Exercise details → Drop every picture, then transcribe the remaining data exactly.

Working data →
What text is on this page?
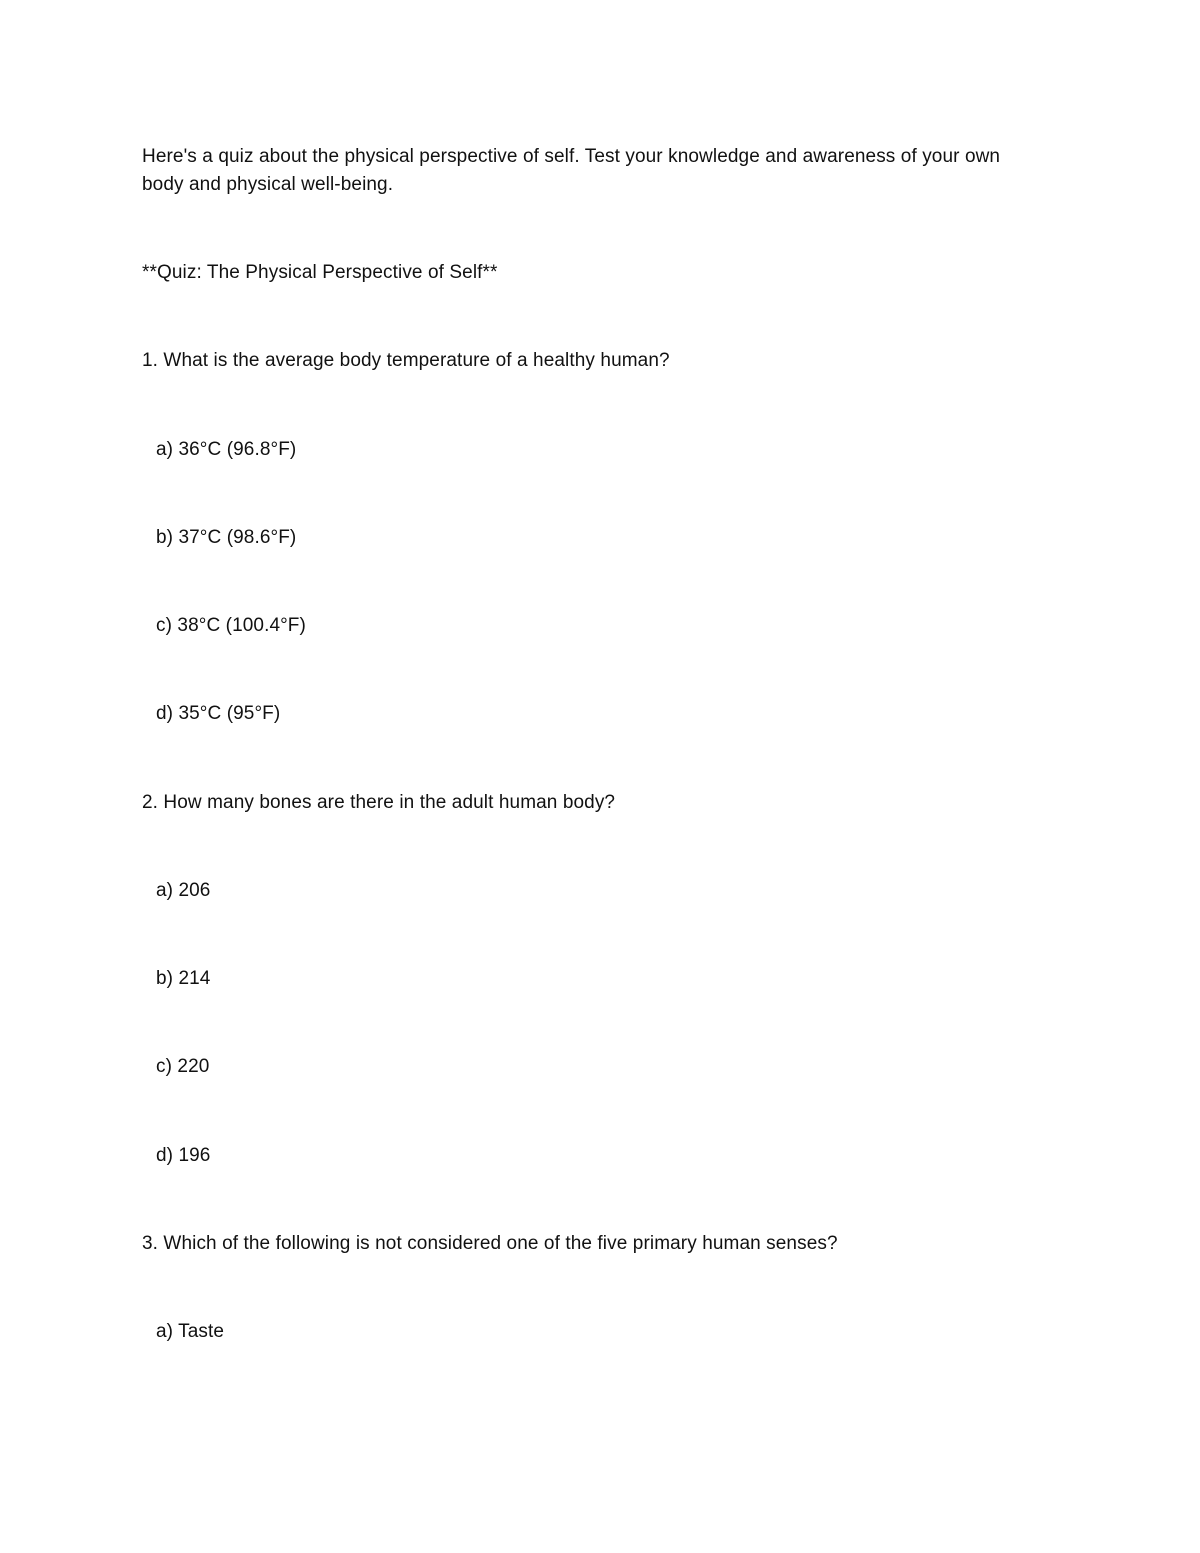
Here's a quiz about the physical perspective of self. Test your knowledge and awareness of your own
body and physical well-being.
**Quiz: The Physical Perspective of Self**
1. What is the average body temperature of a healthy human?
a) 36°C (96.8°F)
b) 37°C (98.6°F)
c) 38°C (100.4°F)
d) 35°C (95°F)
2. How many bones are there in the adult human body?
a) 206
b) 214
c) 220
d) 196
3. Which of the following is not considered one of the five primary human senses?
a) Taste
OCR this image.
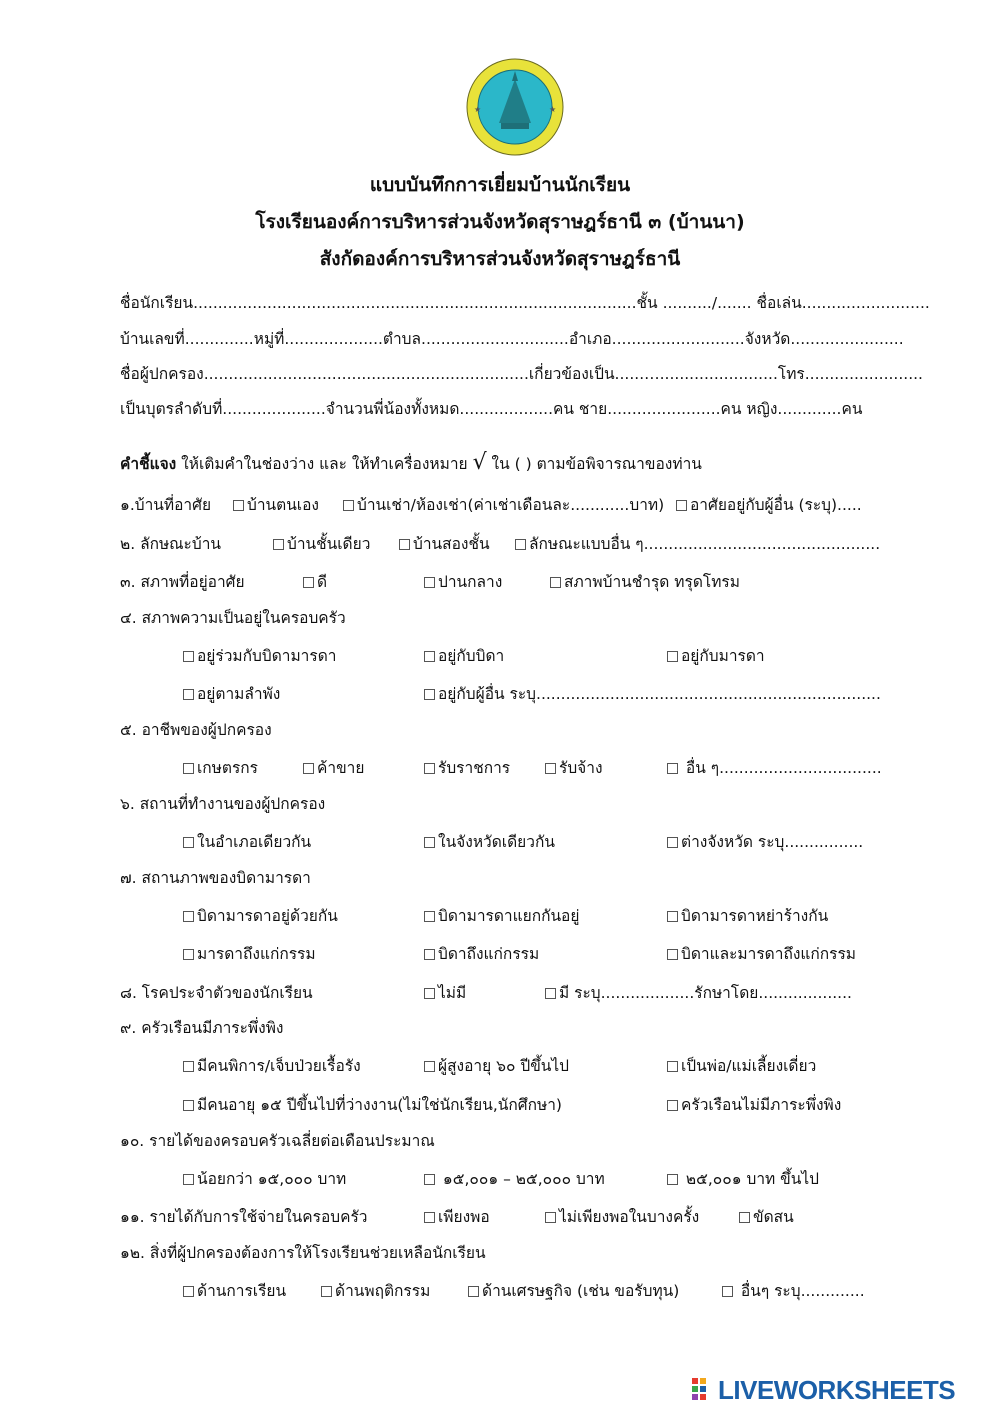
★	★
แบบบันทึกการเยี่ยมบ้านนักเรียน
โรงเรียนองค์การบริหารส่วนจังหวัดสุราษฎร์ธานี ๓ (บ้านนา)
สังกัดองค์การบริหารส่วนจังหวัดสุราษฎร์ธานี
ชื่อนักเรียน..........................................................................................ชั้น ........../....... ชื่อเล่น..........................
บ้านเลขที่..............หมู่ที่....................ตำบล..............................อำเภอ...........................จังหวัด.......................
ชื่อผู้ปกครอง..................................................................เกี่ยวข้องเป็น......…........................โทร........................
เป็นบุตรลำดับที่.....................จำนวนพี่น้องทั้งหมด...................คน ชาย.......................คน หญิง.............คน
คำชี้แจง ให้เติมคำในช่องว่าง และ ให้ทำเครื่องหมาย √ ใน ( ) ตามข้อพิจารณาของท่าน
๑.บ้านที่อาศัย	บ้านตนเอง	บ้านเช่า/ห้องเช่า(ค่าเช่าเดือนละ............บาท)	อาศัยอยู่กับผู้อื่น (ระบุ).....
๒. ลักษณะบ้าน	บ้านชั้นเดียว	บ้านสองชั้น	ลักษณะแบบอื่น ๆ................................................
๓. สภาพที่อยู่อาศัย	ดี	ปานกลาง	สภาพบ้านชำรุด ทรุดโทรม
๔. สภาพความเป็นอยู่ในครอบครัว
อยู่ร่วมกับบิดามารดา	อยู่กับบิดา	อยู่กับมารดา
อยู่ตามลำพัง	อยู่กับผู้อื่น ระบุ......................................................................
๕. อาชีพของผู้ปกครอง
เกษตรกร	ค้าขาย	รับราชการ	รับจ้าง	อื่น ๆ.................................
๖. สถานที่ทำงานของผู้ปกครอง
ในอำเภอเดียวกัน	ในจังหวัดเดียวกัน	ต่างจังหวัด ระบุ................
๗. สถานภาพของบิดามารดา
บิดามารดาอยู่ด้วยกัน	บิดามารดาแยกกันอยู่	บิดามารดาหย่าร้างกัน
มารดาถึงแก่กรรม	บิดาถึงแก่กรรม	บิดาและมารดาถึงแก่กรรม
๘. โรคประจำตัวของนักเรียน	ไม่มี	มี ระบุ...................รักษาโดย...................
๙. ครัวเรือนมีภาระพึ่งพิง
มีคนพิการ/เจ็บป่วยเรื้อรัง	ผู้สูงอายุ ๖๐ ปีขึ้นไป	เป็นพ่อ/แม่เลี้ยงเดี่ยว
มีคนอายุ ๑๕ ปีขึ้นไปที่ว่างงาน(ไม่ใช่นักเรียน,นักศึกษา)	ครัวเรือนไม่มีภาระพึ่งพิง
๑๐. รายได้ของครอบครัวเฉลี่ยต่อเดือนประมาณ
น้อยกว่า ๑๕,๐๐๐ บาท	๑๕,๐๐๑ – ๒๕,๐๐๐ บาท	๒๕,๐๐๑ บาท ขึ้นไป
๑๑. รายได้กับการใช้จ่ายในครอบครัว	เพียงพอ	ไม่เพียงพอในบางครั้ง	ขัดสน
๑๒. สิ่งที่ผู้ปกครองต้องการให้โรงเรียนช่วยเหลือนักเรียน
ด้านการเรียน	ด้านพฤติกรรม	ด้านเศรษฐกิจ (เช่น ขอรับทุน)	อื่นๆ ระบุ.............
LIVEWORKSHEETS
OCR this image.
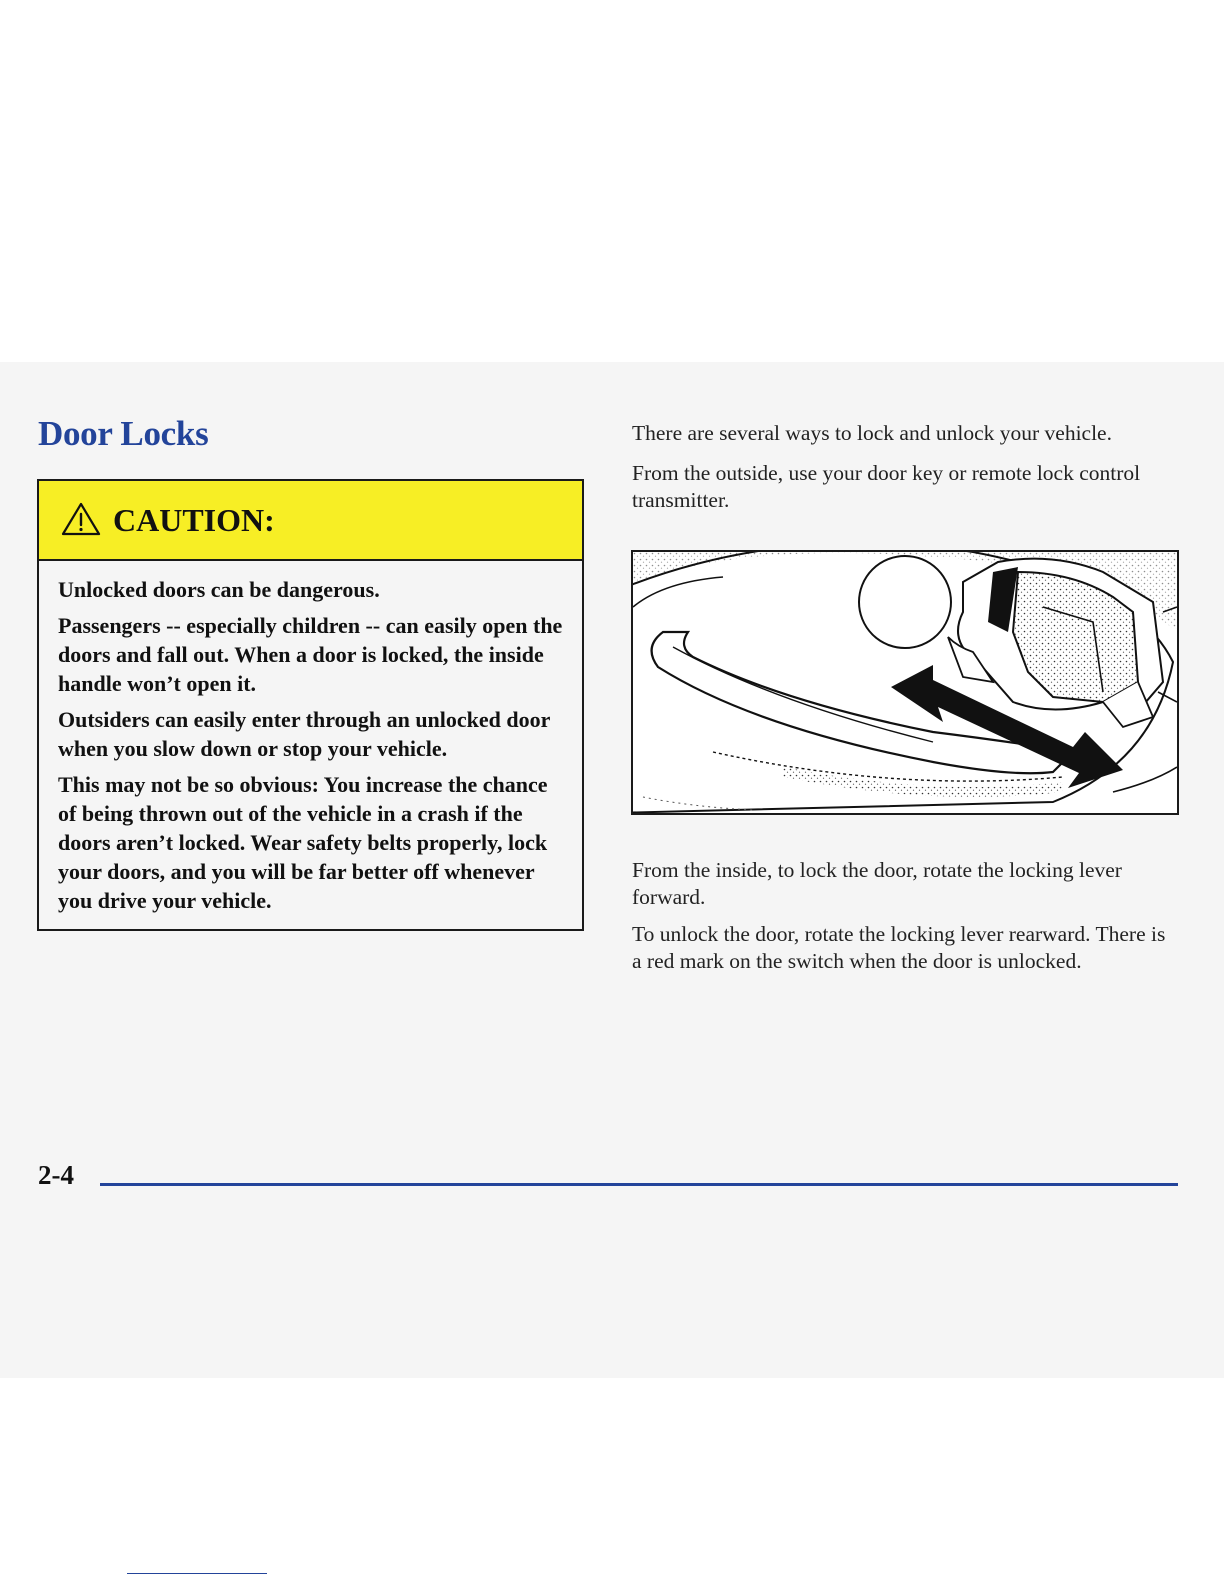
Door Locks
CAUTION:

Unlocked doors can be dangerous.

Passengers -- especially children -- can easily open the doors and fall out. When a door is locked, the inside handle won’t open it.

Outsiders can easily enter through an unlocked door when you slow down or stop your vehicle.

This may not be so obvious: You increase the chance of being thrown out of the vehicle in a crash if the doors aren’t locked. Wear safety belts properly, lock your doors, and you will be far better off whenever you drive your vehicle.

There are several ways to lock and unlock your vehicle.

From the outside, use your door key or remote lock control transmitter.

From the inside, to lock the door, rotate the locking lever forward.

To unlock the door, rotate the locking lever rearward. There is a red mark on the switch when the door is unlocked.

2-4
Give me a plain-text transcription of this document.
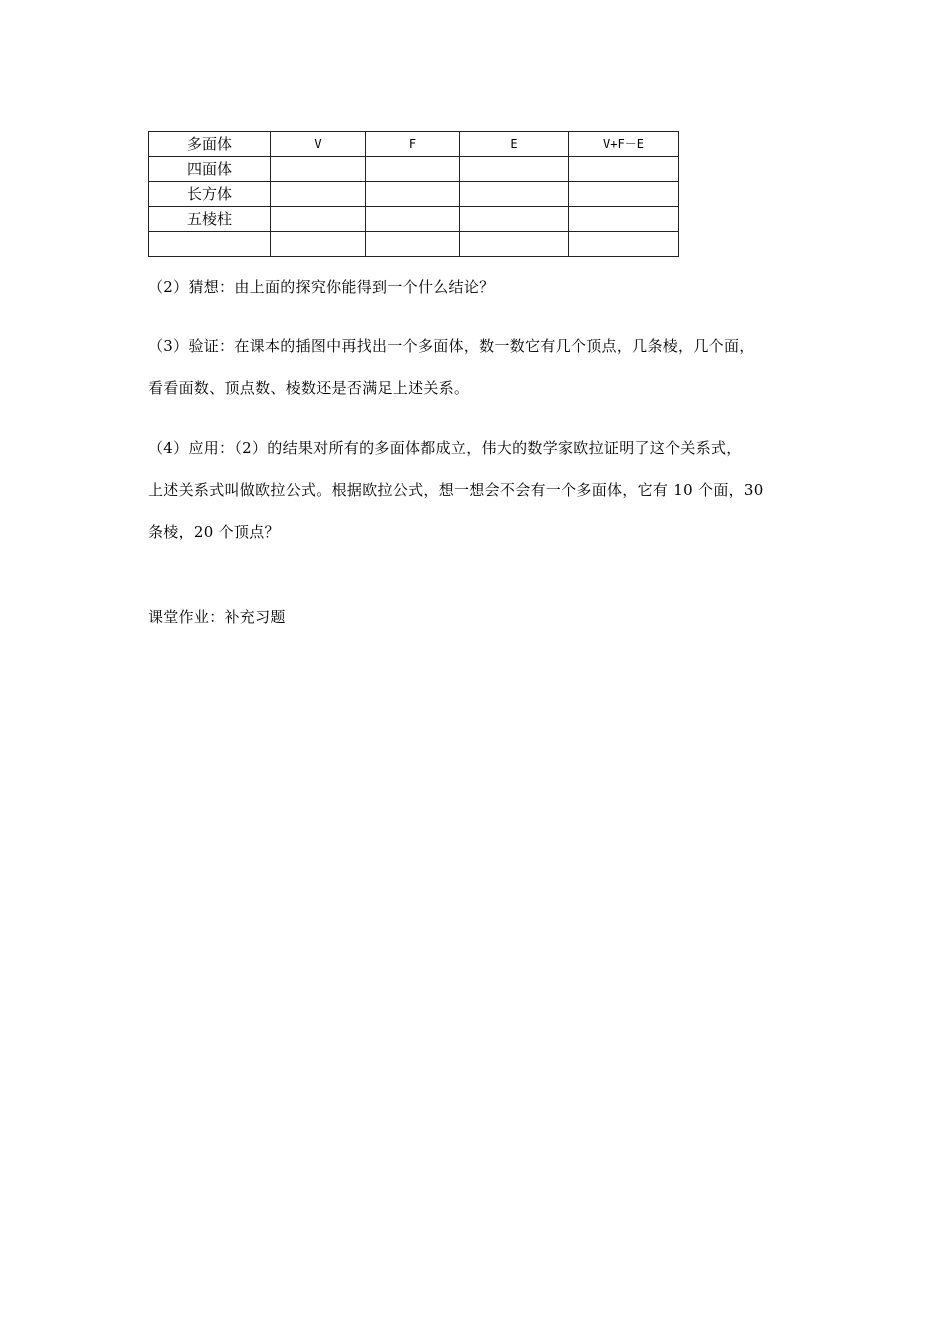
多面体	V	F	E	V+F－E
四面体				
长方体				
五棱柱				

（2）猜想：由上面的探究你能得到一个什么结论？

（3）验证：在课本的插图中再找出一个多面体，数一数它有几个顶点，几条棱，几个面，
看看面数、顶点数、棱数还是否满足上述关系。

（4）应用：（2）的结果对所有的多面体都成立，伟大的数学家欧拉证明了这个关系式，
上述关系式叫做欧拉公式。根据欧拉公式，想一想会不会有一个多面体，它有 10 个面，30
条棱，20 个顶点？

课堂作业：补充习题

Task result →
What text is on this page?
Here's a quiz about the physical perspective of self. Test your knowledge and awareness of your own
body and physical well-being.
**Quiz: The Physical Perspective of Self**
1. What is the average body temperature of a healthy human?
a) 36°C (96.8°F)
b) 37°C (98.6°F)
c) 38°C (100.4°F)
d) 35°C (95°F)
2. How many bones are there in the adult human body?
a) 206
b) 214
c) 220
d) 196
3. Which of the following is not considered one of the five primary human senses?
a) Taste
OCR this image.
★	★
แบบบันทึกการเยี่ยมบ้านนักเรียน
โรงเรียนองค์การบริหารส่วนจังหวัดสุราษฎร์ธานี ๓ (บ้านนา)
สังกัดองค์การบริหารส่วนจังหวัดสุราษฎร์ธานี
ชื่อนักเรียน..........................................................................................ชั้น ........../....... ชื่อเล่น..........................
บ้านเลขที่..............หมู่ที่....................ตำบล..............................อำเภอ...........................จังหวัด.......................
ชื่อผู้ปกครอง..................................................................เกี่ยวข้องเป็น......…........................โทร........................
เป็นบุตรลำดับที่.....................จำนวนพี่น้องทั้งหมด...................คน ชาย.......................คน หญิง.............คน
คำชี้แจง ให้เติมคำในช่องว่าง และ ให้ทำเครื่องหมาย √ ใน ( ) ตามข้อพิจารณาของท่าน
๑.บ้านที่อาศัย	บ้านตนเอง	บ้านเช่า/ห้องเช่า(ค่าเช่าเดือนละ............บาท)	อาศัยอยู่กับผู้อื่น (ระบุ).....
๒. ลักษณะบ้าน	บ้านชั้นเดียว	บ้านสองชั้น	ลักษณะแบบอื่น ๆ................................................
๓. สภาพที่อยู่อาศัย	ดี	ปานกลาง	สภาพบ้านชำรุด ทรุดโทรม
๔. สภาพความเป็นอยู่ในครอบครัว
อยู่ร่วมกับบิดามารดา	อยู่กับบิดา	อยู่กับมารดา
อยู่ตามลำพัง	อยู่กับผู้อื่น ระบุ......................................................................
๕. อาชีพของผู้ปกครอง
เกษตรกร	ค้าขาย	รับราชการ	รับจ้าง	อื่น ๆ.................................
๖. สถานที่ทำงานของผู้ปกครอง
ในอำเภอเดียวกัน	ในจังหวัดเดียวกัน	ต่างจังหวัด ระบุ................
๗. สถานภาพของบิดามารดา
บิดามารดาอยู่ด้วยกัน	บิดามารดาแยกกันอยู่	บิดามารดาหย่าร้างกัน
มารดาถึงแก่กรรม	บิดาถึงแก่กรรม	บิดาและมารดาถึงแก่กรรม
๘. โรคประจำตัวของนักเรียน	ไม่มี	มี ระบุ...................รักษาโดย...................
๙. ครัวเรือนมีภาระพึ่งพิง
มีคนพิการ/เจ็บป่วยเรื้อรัง	ผู้สูงอายุ ๖๐ ปีขึ้นไป	เป็นพ่อ/แม่เลี้ยงเดี่ยว
มีคนอายุ ๑๕ ปีขึ้นไปที่ว่างงาน(ไม่ใช่นักเรียน,นักศึกษา)	ครัวเรือนไม่มีภาระพึ่งพิง
๑๐. รายได้ของครอบครัวเฉลี่ยต่อเดือนประมาณ
น้อยกว่า ๑๕,๐๐๐ บาท	๑๕,๐๐๑ – ๒๕,๐๐๐ บาท	๒๕,๐๐๑ บาท ขึ้นไป
๑๑. รายได้กับการใช้จ่ายในครอบครัว	เพียงพอ	ไม่เพียงพอในบางครั้ง	ขัดสน
๑๒. สิ่งที่ผู้ปกครองต้องการให้โรงเรียนช่วยเหลือนักเรียน
ด้านการเรียน	ด้านพฤติกรรม	ด้านเศรษฐกิจ (เช่น ขอรับทุน)	อื่นๆ ระบุ.............
LIVEWORKSHEETS
OCR this image.
Door Locks
CAUTION:

Unlocked doors can be dangerous.

Passengers -- especially children -- can easily open the doors and fall out. When a door is locked, the inside handle won’t open it.

Outsiders can easily enter through an unlocked door when you slow down or stop your vehicle.

This may not be so obvious: You increase the chance of being thrown out of the vehicle in a crash if the doors aren’t locked. Wear safety belts properly, lock your doors, and you will be far better off whenever you drive your vehicle.

There are several ways to lock and unlock your vehicle.

From the outside, use your door key or remote lock control transmitter.

From the inside, to lock the door, rotate the locking lever forward.

To unlock the door, rotate the locking lever rearward. There is a red mark on the switch when the door is unlocked.

2-4
Give me a plain-text transcription of this document.
多面体	V	F	E	V+F－E
四面体				
长方体				
五棱柱				

（2）猜想：由上面的探究你能得到一个什么结论？

（3）验证：在课本的插图中再找出一个多面体，数一数它有几个顶点，几条棱，几个面，
看看面数、顶点数、棱数还是否满足上述关系。

（4）应用：（2）的结果对所有的多面体都成立，伟大的数学家欧拉证明了这个关系式，
上述关系式叫做欧拉公式。根据欧拉公式，想一想会不会有一个多面体，它有 10 个面，30
条棱，20 个顶点？

课堂作业：补充习题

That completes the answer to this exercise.